*What is being asked:*
Below are some records. Count the lines with "Soup" in them and give nothing but the total.
##### Data listing #####
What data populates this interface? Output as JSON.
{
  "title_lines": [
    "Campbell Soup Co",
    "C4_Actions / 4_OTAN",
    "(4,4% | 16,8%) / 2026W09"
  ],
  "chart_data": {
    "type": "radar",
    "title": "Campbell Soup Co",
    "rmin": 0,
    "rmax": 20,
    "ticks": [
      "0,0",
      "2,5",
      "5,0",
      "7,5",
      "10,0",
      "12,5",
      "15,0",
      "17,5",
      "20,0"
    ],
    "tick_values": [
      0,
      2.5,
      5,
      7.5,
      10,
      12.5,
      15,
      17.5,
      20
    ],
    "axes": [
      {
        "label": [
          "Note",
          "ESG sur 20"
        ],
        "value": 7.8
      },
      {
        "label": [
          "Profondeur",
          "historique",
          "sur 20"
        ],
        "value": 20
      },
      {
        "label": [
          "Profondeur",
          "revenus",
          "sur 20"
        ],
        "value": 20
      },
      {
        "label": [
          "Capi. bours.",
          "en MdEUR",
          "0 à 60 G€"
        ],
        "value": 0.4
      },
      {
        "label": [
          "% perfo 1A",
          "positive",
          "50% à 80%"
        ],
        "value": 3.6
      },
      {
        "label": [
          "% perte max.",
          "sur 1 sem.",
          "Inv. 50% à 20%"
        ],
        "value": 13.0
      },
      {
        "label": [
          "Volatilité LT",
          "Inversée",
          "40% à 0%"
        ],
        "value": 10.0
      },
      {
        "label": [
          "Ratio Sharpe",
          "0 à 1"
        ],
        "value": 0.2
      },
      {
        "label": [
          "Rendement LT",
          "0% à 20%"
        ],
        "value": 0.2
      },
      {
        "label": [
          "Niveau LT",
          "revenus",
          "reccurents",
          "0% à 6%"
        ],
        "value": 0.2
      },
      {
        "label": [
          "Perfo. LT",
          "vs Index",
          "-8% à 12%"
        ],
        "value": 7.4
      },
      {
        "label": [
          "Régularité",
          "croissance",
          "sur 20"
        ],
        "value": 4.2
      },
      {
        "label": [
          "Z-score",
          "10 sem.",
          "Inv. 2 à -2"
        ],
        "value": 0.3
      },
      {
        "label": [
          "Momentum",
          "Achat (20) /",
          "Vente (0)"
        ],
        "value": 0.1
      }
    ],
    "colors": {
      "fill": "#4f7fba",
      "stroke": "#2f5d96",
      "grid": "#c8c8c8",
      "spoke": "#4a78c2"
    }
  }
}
#####
*The solution:*
2